▶ _Description of the task_: Please set down all the lines beneath this one exactly, without the pictures.

▶ _Supplied data_:
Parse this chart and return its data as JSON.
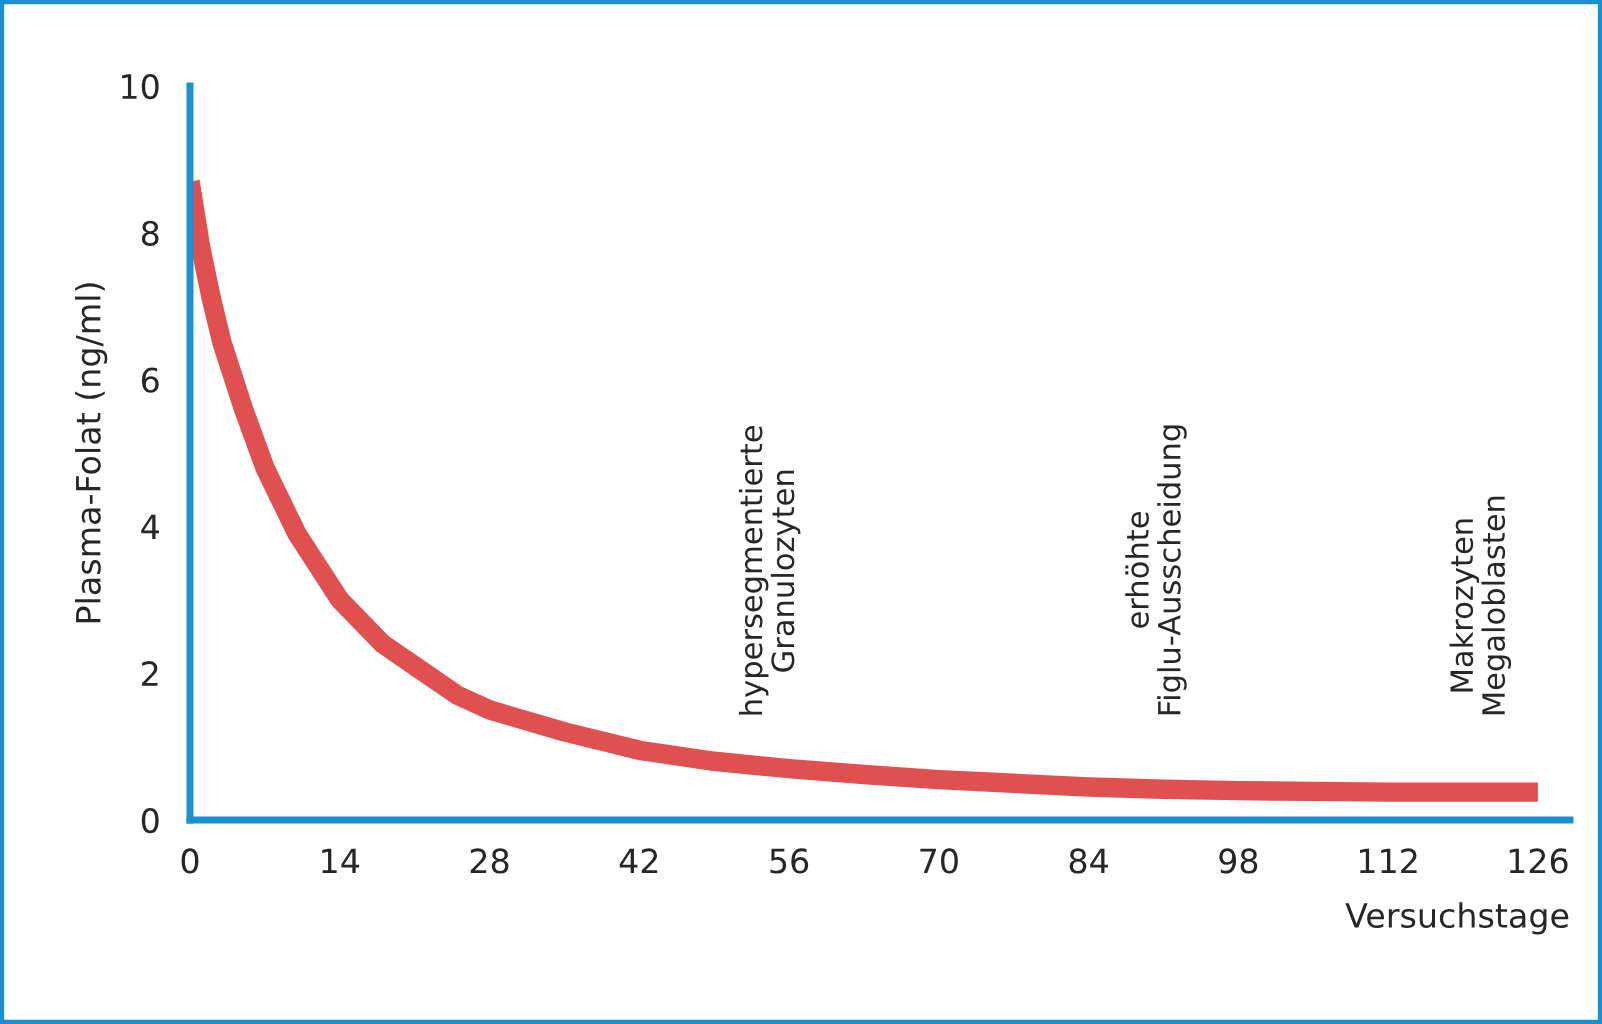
{
  "chart_data": {
    "type": "line",
    "ylabel": "Plasma-Folat (ng/ml)",
    "xlabel": "Versuchstage",
    "series": [
      {
        "color": "#e05050",
        "x": [
          0,
          1,
          2,
          3,
          5,
          7,
          10,
          14,
          18,
          21,
          25,
          28,
          35,
          42,
          49,
          56,
          63,
          70,
          77,
          84,
          91,
          98,
          105,
          112,
          119,
          126
        ],
        "values": [
          8.7,
          7.8,
          7.1,
          6.5,
          5.6,
          4.8,
          3.9,
          3.0,
          2.4,
          2.1,
          1.7,
          1.5,
          1.2,
          0.95,
          0.8,
          0.7,
          0.62,
          0.55,
          0.5,
          0.45,
          0.42,
          0.4,
          0.39,
          0.38,
          0.38,
          0.38
        ]
      }
    ],
    "xlim": [
      0,
      129
    ],
    "ylim": [
      0,
      10
    ],
    "xticks": [
      0,
      14,
      28,
      42,
      56,
      70,
      84,
      98,
      112,
      126
    ],
    "yticks": [
      0,
      2,
      4,
      6,
      8,
      10
    ],
    "grid": false,
    "marker": "none",
    "line_style": "solid",
    "annotations": [
      "hypersegmentierte\nGranulozyten",
      "erhöhte\nFiglu-Ausscheidung",
      "Makrozyten\nMegaloblasten"
    ]
  }
}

▶ _The output_:
Parse this chart and return its data as JSON.
{
  "chart_data": {
    "type": "line",
    "ylabel": "Plasma-Folat (ng/ml)",
    "xlabel": "Versuchstage",
    "series": [
      {
        "color": "#e05050",
        "x": [
          0,
          1,
          2,
          3,
          5,
          7,
          10,
          14,
          18,
          21,
          25,
          28,
          35,
          42,
          49,
          56,
          63,
          70,
          77,
          84,
          91,
          98,
          105,
          112,
          119,
          126
        ],
        "values": [
          8.7,
          7.8,
          7.1,
          6.5,
          5.6,
          4.8,
          3.9,
          3.0,
          2.4,
          2.1,
          1.7,
          1.5,
          1.2,
          0.95,
          0.8,
          0.7,
          0.62,
          0.55,
          0.5,
          0.45,
          0.42,
          0.4,
          0.39,
          0.38,
          0.38,
          0.38
        ]
      }
    ],
    "xlim": [
      0,
      129
    ],
    "ylim": [
      0,
      10
    ],
    "xticks": [
      0,
      14,
      28,
      42,
      56,
      70,
      84,
      98,
      112,
      126
    ],
    "yticks": [
      0,
      2,
      4,
      6,
      8,
      10
    ],
    "grid": false,
    "marker": "none",
    "line_style": "solid",
    "annotations": [
      "hypersegmentierte\nGranulozyten",
      "erhöhte\nFiglu-Ausscheidung",
      "Makrozyten\nMegaloblasten"
    ]
  }
}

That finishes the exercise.